* **Passage to read**:
= = =

Matthew Josephson

The Origin of the Trusts

(1934)

 



Note

Matthew Josephson presents here the arrival of the trusts as an instrument, invented by the banking and business élite, for controlling the market and avoid "ruinous competition". The process of concentration and centralization of control would re-shape the scenario of the American economy for the decades to come, away from the classic model of a capitalism made of entrepreneurs operating in a free competitive market.

 


 

Up to 1881 the forty-odd companies controlled by Rockefeller and his partners formed a kind of entente cordiale bound by interchange of stock. This form of union being found inadequate or impermanent, the counsel of the Standard Oil Company, Samuel C. T. Dodd, came forward with his idea of the Trust. By a secret agreement of 1882, all the existing thirty-seven stockholders in the divers enterprises of refining, piping, buying or selling oil conveyed their shares "in trust" to nine Trustees: John and William Rockefeller, O. H. Payne, Charles Pratt, Henry Flagler, John Archbold, W. G. Warden, Jabez Bostwick and Benjamin Brewster. The various stockholders then received "trust certificates" in denominations of $100 in return for the shares they had deposited; while the Trustees, controlling two-thirds of all the shares, became the direct stockholders of all the companies in the system, empowered to serve as directors thereof, holding in their hands final control of all the properties. The Trustees could dissolve any corporations within the system and organize new ones in each state, such as the Standard Oil of New Jersey, or the Standard Oil of New York. Nor could any outsiders or newly arrived stockholders have any voice in the affairs of the various companies. The Trustees formed a kind of supreme council giving a centralized direction to their industry.
Such was the first great Trust; thus was evolved the harmonious management of huge aggregations of capital, and the technique for large-scale industry.

Dodd, the resourceful philosopher of monopoly, defended his beautiful legal structure of the "Standard Oil Trust" both in a pamphlet of 1888 and in an argument before a Congressional committee of that year. It was but the outcome of a crying need for centralized control of the oil business, he argued. Out of disastrous conditions had come "cooperation and association among the refiners, resulting eventually in the Standard Oil Trust [which] enabled· the refiners so cooperating to reduce the price of petroleum products, and thus benefit the public to a very marked degree.
In these arguments, learned economists of the time, such as Professor Hadley, supported Dodd. The Trust, as perfected monopoly, pointed the way to the future organization of all industry, and abolished « ruinous competition. » [*]

From their headquarters in the small old-fashioned building of 140 Pearl Street the supreme council of an economic empire sat together in conference like princes of the Roman Church.

= = =

[Annotated element entries]
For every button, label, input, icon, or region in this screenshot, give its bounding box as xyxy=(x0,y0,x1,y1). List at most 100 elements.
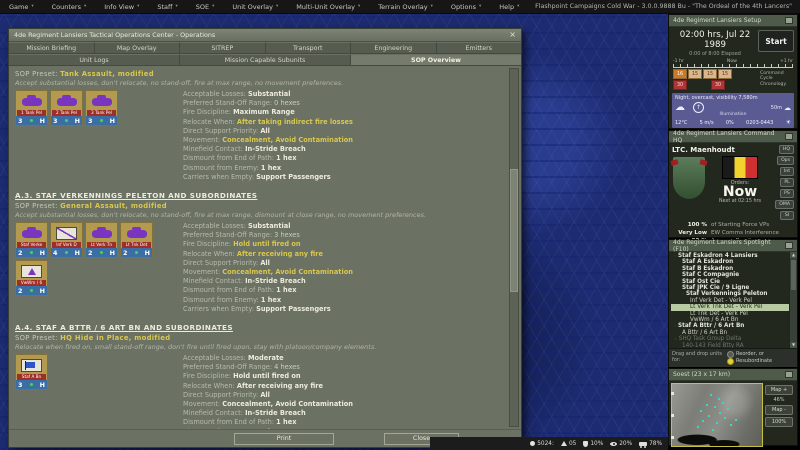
menu-terrain-overlay[interactable]: Terrain Overlay▾ xyxy=(369,3,442,11)
spotlight-header[interactable]: 4de Regiment Lansiers Spotlight (F10) xyxy=(669,240,797,252)
tab-sop-overview[interactable]: SOP Overview xyxy=(351,54,521,65)
minimap-header[interactable]: Soest (23 x 17 km) xyxy=(669,369,797,381)
menu-label: Unit Overlay xyxy=(232,3,273,11)
counter-group: Staf A Bn3H xyxy=(15,354,183,429)
unit-counter[interactable]: Lt Verk Tn2H xyxy=(85,222,118,258)
reorder-option[interactable]: Reorder, or xyxy=(727,351,794,358)
menu-options[interactable]: Options▾ xyxy=(442,3,490,11)
detail-value: Maximum Range xyxy=(233,108,295,116)
unit-symbol xyxy=(88,225,115,241)
menu-game[interactable]: Game▾ xyxy=(0,3,43,11)
unit-counter[interactable]: 2 Tank Pel3H xyxy=(50,90,83,126)
preset-value: Tank Assault, modified xyxy=(60,70,154,78)
menu-unit-overlay[interactable]: Unit Overlay▾ xyxy=(223,3,287,11)
menu-staff[interactable]: Staff▾ xyxy=(148,3,186,11)
menu-multi-unit-overlay[interactable]: Multi-Unit Overlay▾ xyxy=(287,3,369,11)
sop-description: Accept substantial losses, don't relocat… xyxy=(15,211,507,219)
unit-counter[interactable]: 1 Tank Pel3H xyxy=(15,90,48,126)
chevron-down-icon: ▾ xyxy=(31,4,33,9)
unit-dot-icon xyxy=(708,415,710,417)
panel-menu-icon[interactable] xyxy=(785,17,793,24)
stat-row: Very LowEW Comms Interference xyxy=(671,230,793,238)
drag-drop-label: Drag and drop units for: xyxy=(672,351,724,365)
detail-label: Direct Support Priority: xyxy=(183,391,260,399)
unit-counter[interactable]: VwWm / 62H xyxy=(15,260,48,296)
tab-engineering[interactable]: Engineering xyxy=(351,42,437,53)
unit-name: 140-143 Field Btty RA xyxy=(682,343,744,348)
unit-counter[interactable]: 3 Tank Pel3H xyxy=(85,90,118,126)
chronology-bottom-row: 3030 xyxy=(673,80,725,90)
chevron-down-icon: ▾ xyxy=(358,4,360,9)
tab-map-overlay[interactable]: Map Overlay xyxy=(95,42,181,53)
tab-mission-briefing[interactable]: Mission Briefing xyxy=(9,42,95,53)
detail-label: Dismount from End of Path: xyxy=(183,286,276,294)
dialog-title-bar[interactable]: 4de Regiment Lansiers Tactical Operation… xyxy=(9,29,521,42)
tab-transport[interactable]: Transport xyxy=(266,42,352,53)
unit-symbol xyxy=(88,93,115,109)
map-edge-marker-icon xyxy=(671,436,674,439)
sop-detail: Relocate When: After receiving any fire xyxy=(183,382,507,391)
unit-counter[interactable]: Lt Tnk Det2H xyxy=(120,222,153,258)
belgium-flag xyxy=(722,156,758,179)
hq-icon xyxy=(21,359,42,372)
unit-counter[interactable]: Staf A Bn3H xyxy=(15,354,48,390)
map-zoom-in-button[interactable]: Map + xyxy=(765,385,793,395)
unit-counter[interactable]: Staf Verke2H xyxy=(15,222,48,258)
si-button[interactable]: SI xyxy=(780,211,794,220)
menu-soe[interactable]: SOE▾ xyxy=(187,3,224,11)
posture-letter: H xyxy=(110,249,115,257)
sop-detail: Dismount from End of Path: 1 hex xyxy=(183,418,507,427)
sop-detail: Minefield Contact: In-Stride Breach xyxy=(183,145,507,154)
detail-value: After receiving any fire xyxy=(237,250,323,258)
scroll-up-icon[interactable]: ▲ xyxy=(790,252,797,258)
unit-counter[interactable]: Inf Verk D4H xyxy=(50,222,83,258)
setup-panel-header[interactable]: 4de Regiment Lansiers Setup xyxy=(669,15,797,27)
menu-help[interactable]: Help▾ xyxy=(490,3,528,11)
close-icon[interactable]: × xyxy=(509,31,516,39)
command-hq-header[interactable]: 4de Regiment Lansiers Command HQ xyxy=(669,131,797,143)
panel-menu-icon[interactable] xyxy=(785,371,793,378)
tab-unit-logs[interactable]: Unit Logs xyxy=(9,54,180,65)
menu-label: Staff xyxy=(157,3,172,11)
ps-button[interactable]: PS xyxy=(780,189,794,198)
posture-letter: H xyxy=(75,117,80,125)
spotlight-scrollbar[interactable]: ▲ ▼ xyxy=(789,252,797,348)
panel-menu-icon[interactable] xyxy=(785,242,793,249)
panel-menu-icon[interactable] xyxy=(785,133,793,140)
start-button[interactable]: Start xyxy=(758,30,794,52)
hq-button[interactable]: HQ xyxy=(779,145,794,154)
tab-mission-capable-subunits[interactable]: Mission Capable Subunits xyxy=(180,54,351,65)
detail-value: Substantial xyxy=(248,222,291,230)
menu-counters[interactable]: Counters▾ xyxy=(43,3,96,11)
dialog-scrollbar[interactable] xyxy=(509,68,519,427)
ops-button[interactable]: Ops xyxy=(777,156,794,165)
radio-selected-icon[interactable] xyxy=(727,358,734,365)
reorder-label: Reorder, or xyxy=(736,351,764,358)
int-button[interactable]: Int xyxy=(780,167,794,176)
radio-icon[interactable] xyxy=(727,351,734,358)
sun-times: 0203-0443 xyxy=(746,120,773,126)
detail-label: Dismount from Enemy: xyxy=(183,296,261,304)
unit-symbol xyxy=(53,93,80,109)
detail-label: Minefield Contact: xyxy=(183,145,245,153)
unit-dot-icon xyxy=(716,422,718,424)
map-zoom-full-button[interactable]: 100% xyxy=(765,417,793,427)
tab-sitrep[interactable]: SITREP xyxy=(180,42,266,53)
unit-dot-icon xyxy=(727,408,729,410)
status-dot-icon xyxy=(135,251,138,254)
menu-info-view[interactable]: Info View▾ xyxy=(95,3,148,11)
resubordinate-option[interactable]: Resubordinate xyxy=(727,358,794,365)
strength-value: 3 xyxy=(53,117,57,125)
map-zoom-out-button[interactable]: Map - xyxy=(765,405,793,415)
pl-button[interactable]: PL xyxy=(780,178,794,187)
oma-button[interactable]: OMA xyxy=(775,200,794,209)
minimap[interactable] xyxy=(671,383,763,447)
scrollbar-thumb[interactable] xyxy=(791,260,796,290)
sop-detail: Dismount from Enemy: 1 hex xyxy=(183,164,507,173)
print-button[interactable]: Print xyxy=(234,433,334,445)
scroll-down-icon[interactable]: ▼ xyxy=(790,342,797,348)
menu-label: Game xyxy=(9,3,28,11)
scrollbar-thumb[interactable] xyxy=(510,169,518,292)
unit-tree-item[interactable]: 140-143 Field Btty RA xyxy=(671,343,789,348)
tab-emitters[interactable]: Emitters xyxy=(437,42,522,53)
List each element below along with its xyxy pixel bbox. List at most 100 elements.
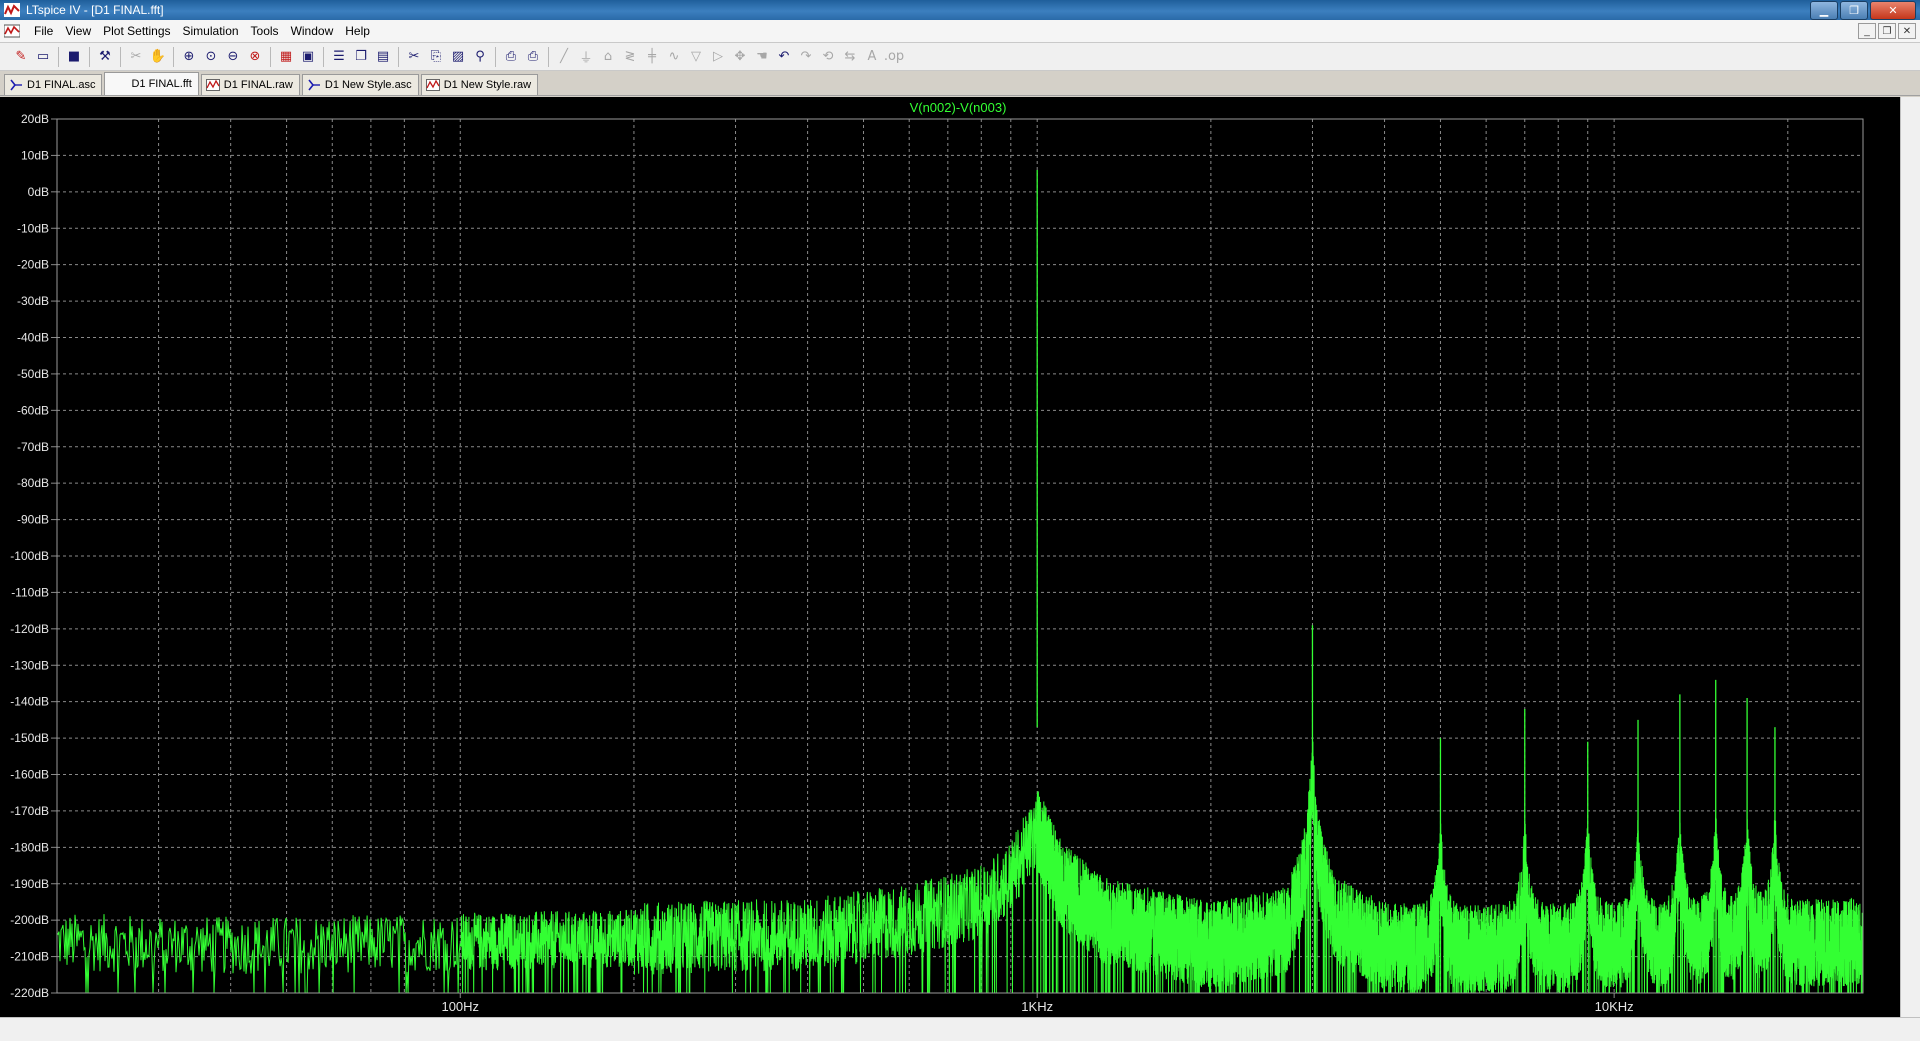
resistor-icon[interactable]: ≷ xyxy=(620,47,640,67)
zoom-out-icon[interactable]: ⊖ xyxy=(223,47,243,67)
y-tick-label: -150dB xyxy=(10,731,49,745)
y-tick-label: -50dB xyxy=(17,367,49,381)
tab-d1-new-style-asc[interactable]: D1 New Style.asc xyxy=(301,74,419,95)
noise-floor-trace xyxy=(56,741,1864,994)
y-tick-label: -30dB xyxy=(17,294,49,308)
menu-bar: File View Plot Settings Simulation Tools… xyxy=(0,20,1920,43)
spice-directive-icon[interactable]: .op xyxy=(884,47,904,67)
tile-vertical-icon[interactable]: ▤ xyxy=(373,47,393,67)
child-minimize-button[interactable]: _ xyxy=(1858,23,1876,39)
autorange-icon[interactable]: ▦ xyxy=(276,47,296,67)
print-icon[interactable]: ⎙ xyxy=(523,47,543,67)
waveform-icon xyxy=(205,79,220,91)
y-tick-label: -140dB xyxy=(10,695,49,709)
ground-icon[interactable]: ⏚ xyxy=(576,47,596,67)
trace-label[interactable]: V(n002)-V(n003) xyxy=(910,100,1007,115)
menu-help[interactable]: Help xyxy=(339,24,376,38)
y-tick-label: -120dB xyxy=(10,622,49,636)
x-tick-label: 1KHz xyxy=(1021,999,1053,1014)
y-tick-label: -70dB xyxy=(17,440,49,454)
plot-grid xyxy=(57,119,1863,993)
y-tick-label: -110dB xyxy=(11,585,49,599)
menu-plot-settings[interactable]: Plot Settings xyxy=(97,24,176,38)
menu-file[interactable]: File xyxy=(28,24,59,38)
halt-icon[interactable]: ✋ xyxy=(148,47,168,67)
menu-view[interactable]: View xyxy=(59,24,97,38)
menu-tools[interactable]: Tools xyxy=(245,24,285,38)
text-icon[interactable]: A xyxy=(862,47,882,67)
y-tick-label: -60dB xyxy=(17,403,49,417)
y-tick-label: -130dB xyxy=(10,658,49,672)
toolbar: ✎ ▭ ■ ⚒ ✂ ✋ ⊕ ⊙ ⊖ ⊗ ▦ ▣ ☰ ❐ ▤ ✂ ⎘ ▨ ⚲ ⎙ … xyxy=(0,43,1920,71)
control-panel-icon[interactable]: ⚒ xyxy=(95,47,115,67)
copy-icon[interactable]: ⎘ xyxy=(426,47,446,67)
y-tick-label: -200dB xyxy=(10,913,49,927)
cascade-icon[interactable]: ❐ xyxy=(351,47,371,67)
tab-d1-final-raw[interactable]: D1 FINAL.raw xyxy=(200,74,300,95)
y-tick-label: -100dB xyxy=(10,549,49,563)
fft-plot-pane[interactable]: V(n002)-V(n003) 20dB 10dB 0dB -10dB -20dB -30… xyxy=(0,97,1900,1017)
window-title: LTspice IV - [D1 FINAL.fft] xyxy=(26,3,164,17)
child-close-button[interactable]: ✕ xyxy=(1898,23,1916,39)
status-bar xyxy=(0,1017,1920,1041)
menu-simulation[interactable]: Simulation xyxy=(177,24,245,38)
document-tabs: D1 FINAL.asc D1 FINAL.fft D1 FINAL.raw D… xyxy=(0,72,1920,96)
close-button[interactable]: ✕ xyxy=(1870,1,1916,20)
y-tick-label: 20dB xyxy=(21,112,49,126)
paste-icon[interactable]: ▨ xyxy=(448,47,468,67)
vertical-scrollbar[interactable] xyxy=(1900,97,1920,1017)
y-tick-label: -190dB xyxy=(10,877,49,891)
inductor-icon[interactable]: ∿ xyxy=(664,47,684,67)
schematic-icon xyxy=(10,79,22,91)
find-icon[interactable]: ⚲ xyxy=(470,47,490,67)
save-icon[interactable]: ■ xyxy=(64,47,84,67)
cut-icon[interactable]: ✂ xyxy=(404,47,424,67)
redo-icon[interactable]: ↷ xyxy=(796,47,816,67)
y-tick-label: -40dB xyxy=(17,331,49,345)
new-schematic-icon[interactable]: ✎ xyxy=(11,47,31,67)
ltspice-app-icon xyxy=(4,3,20,17)
schematic-icon xyxy=(308,79,320,91)
mirror-icon[interactable]: ⇆ xyxy=(840,47,860,67)
tab-label: D1 FINAL.fft xyxy=(131,78,192,90)
open-icon[interactable]: ▭ xyxy=(33,47,53,67)
y-tick-label: -170dB xyxy=(10,804,49,818)
component-icon[interactable]: ▷ xyxy=(708,47,728,67)
document-waveform-icon xyxy=(4,24,20,38)
y-axis-ticks: 20dB 10dB 0dB -10dB -20dB -30dB -40dB -50dB -60d… xyxy=(10,112,57,1000)
menu-window[interactable]: Window xyxy=(285,24,340,38)
rotate-icon[interactable]: ⟲ xyxy=(818,47,838,67)
fft-chart[interactable]: V(n002)-V(n003) 20dB 10dB 0dB -10dB -20dB -30… xyxy=(0,97,1900,1017)
y-tick-label: -10dB xyxy=(17,221,49,235)
tab-label: D1 FINAL.raw xyxy=(223,79,293,91)
x-axis-ticks: 100Hz 1KHz 10KHz xyxy=(441,993,1634,1014)
tab-d1-final-fft[interactable]: D1 FINAL.fft xyxy=(104,72,199,95)
x-tick-label: 10KHz xyxy=(1595,999,1634,1014)
tile-horizontal-icon[interactable]: ☰ xyxy=(329,47,349,67)
tab-d1-final-asc[interactable]: D1 FINAL.asc xyxy=(4,74,103,95)
cursor-icon[interactable]: ▣ xyxy=(298,47,318,67)
undo-icon[interactable]: ↶ xyxy=(774,47,794,67)
label-net-icon[interactable]: ⌂ xyxy=(598,47,618,67)
print-setup-icon[interactable]: ⎙ xyxy=(501,47,521,67)
y-tick-label: -160dB xyxy=(10,768,49,782)
zoom-in-icon[interactable]: ⊕ xyxy=(179,47,199,67)
move-icon[interactable]: ✥ xyxy=(730,47,750,67)
zoom-full-icon[interactable]: ⊗ xyxy=(245,47,265,67)
maximize-button[interactable]: ❐ xyxy=(1840,1,1868,20)
tab-d1-new-style-raw[interactable]: D1 New Style.raw xyxy=(420,74,539,95)
child-restore-button[interactable]: ❐ xyxy=(1878,23,1896,39)
run-icon[interactable]: ✂ xyxy=(126,47,146,67)
y-tick-label: -90dB xyxy=(17,513,49,527)
tab-label: D1 FINAL.asc xyxy=(27,79,96,91)
tab-label: D1 New Style.asc xyxy=(324,79,412,91)
y-tick-label: 10dB xyxy=(21,148,49,162)
pan-icon[interactable]: ⊙ xyxy=(201,47,221,67)
y-tick-label: -220dB xyxy=(10,986,49,1000)
minimize-button[interactable]: ▁ xyxy=(1810,1,1838,20)
x-tick-label: 100Hz xyxy=(441,999,479,1014)
capacitor-icon[interactable]: ╪ xyxy=(642,47,662,67)
diode-icon[interactable]: ▽ xyxy=(686,47,706,67)
draw-wire-icon[interactable]: ╱ xyxy=(554,47,574,67)
drag-icon[interactable]: ☚ xyxy=(752,47,772,67)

= = =

* **Required task 1**:
In the essay on the origin of the trusts, write out everything from "In these arguments, learned" down to "the Roman Church.".
* **Required task 2**:
Answer these about the essay on the origin of the trusts:
(a) To how many Trustees did the stockholders convey their shares under the 1882 agreement?
(b) In what denominations were the trust certificates issued?
(c) At what street address did the supreme council have its headquarters?
* **Required task 3**:
Proceed with the essay on the origin of the trusts from the point where it stops.

* **Response 1**:
In these arguments, learned economists of the time, such as Professor Hadley, supported Dodd. The Trust, as perfected monopoly, pointed the way to the future organization of all industry, and abolished « ruinous competition. » [*]

From their headquarters in the small old-fashioned building of 140 Pearl Street the supreme council of an economic empire sat together in conference like princes of the Roman Church.

* **Response 2**:
(a) Nine
(b) $100
(c) 140 Pearl Street

* **Response 3**:
Here, in utmost privacy, confidential news brought by agents or informers throughout the world was discussed, and business policies determined. The management and responsibility was skillfully divided among committees: there was a committee on Crude Oil, a committee on Marketing, on Transportation, and numerous other departments. By these new processes markets or developments everywhere in everybody's business were followed or acted upon.

Every day the astute leaders rounded together by Rockefeller lunched together in Pearl Street, and later in a large and famous office building known as 26 Broadway. No one questioned the preeminence of John D. Rockefeller, though Charles Pratt usually sat at the head of the table. The aggressive Archbold was closest to John D. Rockefeller. His brother William Rockefeller, an amiable mediocrity, but immensely rich as well, and long trained in the use of money, depended most upon Henry H. Rogers. Rogers took a more dominant place in the management with the passing years.
He is described by Thomas Lawson as «one of the most distinguished-looking men of the time, a great actor, a great fighter, an intriguer, an implacable foe.»

These, together with Brewster, Barstow, J. H. Alexander and Bostwick, were the leaders who carried on their industrial operations throughout the world like a band of conspiratorial revolutionists.
But "there was not a lazy bone nor a stupid head" in the whole organization, as Miss Tarbell has said. Behind them were the active captains, lieutenants, followers and workers, all laboring with the pride, the loyalty, the discipline and the enthusiasm born of the knowledge that "they can do no better for themselves" anywhere than under the "collar" of the Standard Oil. Freed of all moral scruples, curiously informed of everything, they were prompted by a sense of the world's realities which differed strongly from that of the man in the street. They were a major staff engaged in an eternal fight; now they scrapped unprofitable plants, acquiring and locating others; or now they gathered themselves for tremendous mobilizing feats during emergencies in trade. They found ways of effecting enormous economies; and always their profits mounted to grotesque figures: in 1879, on an invested capital of $3,500,000, dividends of $3,150,000 were paid; the value of the congeries of oil companies was then estimated at $55,000,000.
Profits were overwhelmingly reinvested in new "capital goods" and, with the formation of the Trust, capitalization was set at $70,000,000. By 1886 net earnings had risen to $15,000,000 per annum.

"Hide the profits and say nothing!" was the slogan here. To the public, prices had been reduced, it was claimed. But after 1875, and more notably after 1881, despite the fluctuations of crude oil, a firm tendency set in for the markets of refined oil products. Upon the charts of prices, the rugged hills and valleys of oil markets turn into a nearly level plain between 1881 and 1891. Though raw materials declined greatly in value, and volume increased, the margin of profit was consistently controlled by the monopoly; for the services of gathering and transporting oil, the price was not lowered in twenty years, despite the superb technology possessed by the Standard Oil. Questioned on this, that "frank pirate" Rogers replied, laughing: «We are not in business for our health, but are out for the dollar.»

While the policy of the monopoly, as economists have shown, might be for many reasons to avoid maximum price levels - such as invited the entrance of competition in the field - it was clearly directed toward keeping the profit margin stable during a rising trend in consumption and falling "curve" in production cost.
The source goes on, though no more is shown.